→ SUPPLIED DATA

## begin

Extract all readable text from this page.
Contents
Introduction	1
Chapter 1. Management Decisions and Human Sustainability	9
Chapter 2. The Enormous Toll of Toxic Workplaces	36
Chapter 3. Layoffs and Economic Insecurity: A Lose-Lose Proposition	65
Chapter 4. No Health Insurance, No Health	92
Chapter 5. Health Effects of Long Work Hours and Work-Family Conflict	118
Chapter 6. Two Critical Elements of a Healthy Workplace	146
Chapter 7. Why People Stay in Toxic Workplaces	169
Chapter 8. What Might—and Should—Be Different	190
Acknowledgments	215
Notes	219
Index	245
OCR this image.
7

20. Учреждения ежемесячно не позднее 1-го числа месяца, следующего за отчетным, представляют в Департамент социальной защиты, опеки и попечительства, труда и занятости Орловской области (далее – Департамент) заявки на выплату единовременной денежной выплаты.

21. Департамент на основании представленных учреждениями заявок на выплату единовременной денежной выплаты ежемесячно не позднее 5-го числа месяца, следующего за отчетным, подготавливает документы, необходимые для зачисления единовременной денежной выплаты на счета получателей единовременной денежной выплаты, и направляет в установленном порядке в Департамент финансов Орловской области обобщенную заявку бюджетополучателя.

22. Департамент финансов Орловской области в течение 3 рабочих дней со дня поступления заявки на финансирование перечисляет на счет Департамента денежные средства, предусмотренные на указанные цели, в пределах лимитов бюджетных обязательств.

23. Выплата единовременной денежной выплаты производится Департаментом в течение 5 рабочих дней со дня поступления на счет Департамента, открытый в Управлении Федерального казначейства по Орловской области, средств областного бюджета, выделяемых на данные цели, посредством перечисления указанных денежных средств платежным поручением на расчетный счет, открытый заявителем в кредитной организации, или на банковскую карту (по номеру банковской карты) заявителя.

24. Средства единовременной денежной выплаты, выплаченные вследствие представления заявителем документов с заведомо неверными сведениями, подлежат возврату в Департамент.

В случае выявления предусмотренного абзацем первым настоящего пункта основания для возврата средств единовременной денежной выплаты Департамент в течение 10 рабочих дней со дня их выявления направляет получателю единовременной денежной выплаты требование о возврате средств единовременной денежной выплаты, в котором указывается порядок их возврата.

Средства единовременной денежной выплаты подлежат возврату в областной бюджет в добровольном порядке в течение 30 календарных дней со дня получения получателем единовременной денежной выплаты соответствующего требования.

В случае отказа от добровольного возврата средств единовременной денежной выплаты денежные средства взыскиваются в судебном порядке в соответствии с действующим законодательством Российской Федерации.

## end

→ WHAT IS EXPECTED
Copy each line that holds the word "возврата".

→ CORRECT RESULT
В случае выявления предусмотренного абзацем первым настоящего пункта основания для возврата средств единовременной денежной выплаты Департамент в течение 10 рабочих дней со дня их выявления направляет получателю единовременной денежной выплаты требование о возврате средств единовременной денежной выплаты, в котором указывается порядок их возврата.
В случае отказа от добровольного возврата средств единовременной денежной выплаты денежные средства взыскиваются в судебном порядке в соответствии с действующим законодательством Российской Федерации.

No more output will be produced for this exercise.